→ Requirements
Your job is to restate each entry word for word.
---------- Data rows ----------
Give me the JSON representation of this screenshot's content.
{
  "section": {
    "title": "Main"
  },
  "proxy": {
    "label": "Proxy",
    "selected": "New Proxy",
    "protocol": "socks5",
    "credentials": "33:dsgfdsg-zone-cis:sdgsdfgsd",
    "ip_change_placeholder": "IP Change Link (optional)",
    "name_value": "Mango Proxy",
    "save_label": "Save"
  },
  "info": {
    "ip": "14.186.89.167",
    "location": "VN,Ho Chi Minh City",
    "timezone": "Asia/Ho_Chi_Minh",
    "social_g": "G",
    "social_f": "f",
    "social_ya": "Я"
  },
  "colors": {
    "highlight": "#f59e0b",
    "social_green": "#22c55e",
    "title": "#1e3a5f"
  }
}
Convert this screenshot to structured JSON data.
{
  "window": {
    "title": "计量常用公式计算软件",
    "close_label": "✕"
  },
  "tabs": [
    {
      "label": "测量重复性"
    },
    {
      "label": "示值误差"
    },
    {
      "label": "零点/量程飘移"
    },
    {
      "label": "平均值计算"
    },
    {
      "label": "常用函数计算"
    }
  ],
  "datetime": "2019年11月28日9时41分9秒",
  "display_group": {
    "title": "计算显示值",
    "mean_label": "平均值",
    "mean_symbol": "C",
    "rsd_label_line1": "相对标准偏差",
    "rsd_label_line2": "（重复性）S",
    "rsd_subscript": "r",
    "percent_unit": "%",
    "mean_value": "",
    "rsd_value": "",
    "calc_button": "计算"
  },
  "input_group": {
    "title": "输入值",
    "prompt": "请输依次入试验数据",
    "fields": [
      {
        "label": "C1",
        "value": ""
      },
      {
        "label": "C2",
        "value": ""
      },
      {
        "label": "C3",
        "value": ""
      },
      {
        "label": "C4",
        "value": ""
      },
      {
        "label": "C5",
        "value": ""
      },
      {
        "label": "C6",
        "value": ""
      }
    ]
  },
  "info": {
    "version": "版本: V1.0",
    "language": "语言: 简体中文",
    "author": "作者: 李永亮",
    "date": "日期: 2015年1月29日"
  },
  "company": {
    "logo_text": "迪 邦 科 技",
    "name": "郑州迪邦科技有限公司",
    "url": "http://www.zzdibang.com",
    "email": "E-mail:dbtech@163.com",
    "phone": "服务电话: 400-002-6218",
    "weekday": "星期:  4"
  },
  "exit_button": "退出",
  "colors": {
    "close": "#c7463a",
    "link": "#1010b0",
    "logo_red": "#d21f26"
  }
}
----------
→ Result for this task
Give me the JSON representation of this screenshot's content.
{
  "section": {
    "title": "Main"
  },
  "proxy": {
    "label": "Proxy",
    "selected": "New Proxy",
    "protocol": "socks5",
    "credentials": "33:dsgfdsg-zone-cis:sdgsdfgsd",
    "ip_change_placeholder": "IP Change Link (optional)",
    "name_value": "Mango Proxy",
    "save_label": "Save"
  },
  "info": {
    "ip": "14.186.89.167",
    "location": "VN,Ho Chi Minh City",
    "timezone": "Asia/Ho_Chi_Minh",
    "social_g": "G",
    "social_f": "f",
    "social_ya": "Я"
  },
  "colors": {
    "highlight": "#f59e0b",
    "social_green": "#22c55e",
    "title": "#1e3a5f"
  }
}
Convert this screenshot to structured JSON data.
{
  "window": {
    "title": "计量常用公式计算软件",
    "close_label": "✕"
  },
  "tabs": [
    {
      "label": "测量重复性"
    },
    {
      "label": "示值误差"
    },
    {
      "label": "零点/量程飘移"
    },
    {
      "label": "平均值计算"
    },
    {
      "label": "常用函数计算"
    }
  ],
  "datetime": "2019年11月28日9时41分9秒",
  "display_group": {
    "title": "计算显示值",
    "mean_label": "平均值",
    "mean_symbol": "C",
    "rsd_label_line1": "相对标准偏差",
    "rsd_label_line2": "（重复性）S",
    "rsd_subscript": "r",
    "percent_unit": "%",
    "mean_value": "",
    "rsd_value": "",
    "calc_button": "计算"
  },
  "input_group": {
    "title": "输入值",
    "prompt": "请输依次入试验数据",
    "fields": [
      {
        "label": "C1",
        "value": ""
      },
      {
        "label": "C2",
        "value": ""
      },
      {
        "label": "C3",
        "value": ""
      },
      {
        "label": "C4",
        "value": ""
      },
      {
        "label": "C5",
        "value": ""
      },
      {
        "label": "C6",
        "value": ""
      }
    ]
  },
  "info": {
    "version": "版本: V1.0",
    "language": "语言: 简体中文",
    "author": "作者: 李永亮",
    "date": "日期: 2015年1月29日"
  },
  "company": {
    "logo_text": "迪 邦 科 技",
    "name": "郑州迪邦科技有限公司",
    "url": "http://www.zzdibang.com",
    "email": "E-mail:dbtech@163.com",
    "phone": "服务电话: 400-002-6218",
    "weekday": "星期:  4"
  },
  "exit_button": "退出",
  "colors": {
    "close": "#c7463a",
    "link": "#1010b0",
    "logo_red": "#d21f26"
  }
}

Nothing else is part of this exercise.